» **EXTRACTED RECORDS**

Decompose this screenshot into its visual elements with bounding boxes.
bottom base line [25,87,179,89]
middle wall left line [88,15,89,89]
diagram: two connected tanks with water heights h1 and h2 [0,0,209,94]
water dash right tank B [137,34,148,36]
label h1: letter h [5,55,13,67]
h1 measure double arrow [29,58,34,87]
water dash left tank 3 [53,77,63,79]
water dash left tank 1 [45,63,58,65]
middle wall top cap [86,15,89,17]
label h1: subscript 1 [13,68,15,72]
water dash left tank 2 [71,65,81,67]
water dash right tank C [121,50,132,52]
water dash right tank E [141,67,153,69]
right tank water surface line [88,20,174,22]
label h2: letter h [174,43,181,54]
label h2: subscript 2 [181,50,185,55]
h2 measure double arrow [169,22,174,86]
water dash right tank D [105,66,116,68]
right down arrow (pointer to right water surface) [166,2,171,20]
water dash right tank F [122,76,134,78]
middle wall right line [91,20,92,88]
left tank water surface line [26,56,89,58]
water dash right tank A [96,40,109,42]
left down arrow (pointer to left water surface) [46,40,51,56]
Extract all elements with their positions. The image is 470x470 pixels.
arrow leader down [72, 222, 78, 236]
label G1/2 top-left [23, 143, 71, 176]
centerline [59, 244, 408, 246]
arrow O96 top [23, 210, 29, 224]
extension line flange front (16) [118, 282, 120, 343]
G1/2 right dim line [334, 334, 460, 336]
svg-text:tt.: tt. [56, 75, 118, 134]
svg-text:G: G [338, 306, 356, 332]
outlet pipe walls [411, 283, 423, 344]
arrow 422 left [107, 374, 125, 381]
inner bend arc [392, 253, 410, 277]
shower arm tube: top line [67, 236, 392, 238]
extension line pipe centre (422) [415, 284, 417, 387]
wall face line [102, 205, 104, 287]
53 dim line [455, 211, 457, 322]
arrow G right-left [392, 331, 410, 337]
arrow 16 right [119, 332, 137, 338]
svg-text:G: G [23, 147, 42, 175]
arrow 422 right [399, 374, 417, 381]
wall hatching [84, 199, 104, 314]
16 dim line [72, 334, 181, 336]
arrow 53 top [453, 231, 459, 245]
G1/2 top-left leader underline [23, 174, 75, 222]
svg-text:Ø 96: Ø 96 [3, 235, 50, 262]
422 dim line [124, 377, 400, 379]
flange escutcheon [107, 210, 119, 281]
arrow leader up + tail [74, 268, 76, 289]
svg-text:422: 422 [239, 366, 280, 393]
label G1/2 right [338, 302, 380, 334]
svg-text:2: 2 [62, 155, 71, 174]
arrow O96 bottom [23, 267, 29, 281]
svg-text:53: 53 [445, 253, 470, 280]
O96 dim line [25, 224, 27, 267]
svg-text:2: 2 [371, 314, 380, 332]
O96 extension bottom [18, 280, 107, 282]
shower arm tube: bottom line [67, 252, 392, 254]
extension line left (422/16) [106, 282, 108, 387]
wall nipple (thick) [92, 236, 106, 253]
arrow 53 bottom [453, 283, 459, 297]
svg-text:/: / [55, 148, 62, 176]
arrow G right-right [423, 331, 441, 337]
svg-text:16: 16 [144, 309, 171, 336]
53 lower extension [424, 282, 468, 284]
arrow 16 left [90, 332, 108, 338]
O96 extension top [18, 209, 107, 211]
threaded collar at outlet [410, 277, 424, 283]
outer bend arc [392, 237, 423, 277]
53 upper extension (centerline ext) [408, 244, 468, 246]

» **YOUR INSTRUCTIONS**
Count how many of the lines above contain the string "bend", treating uppercase and lowercase as different, and reply with the number alone.

» **EXERCISE RESULT**
2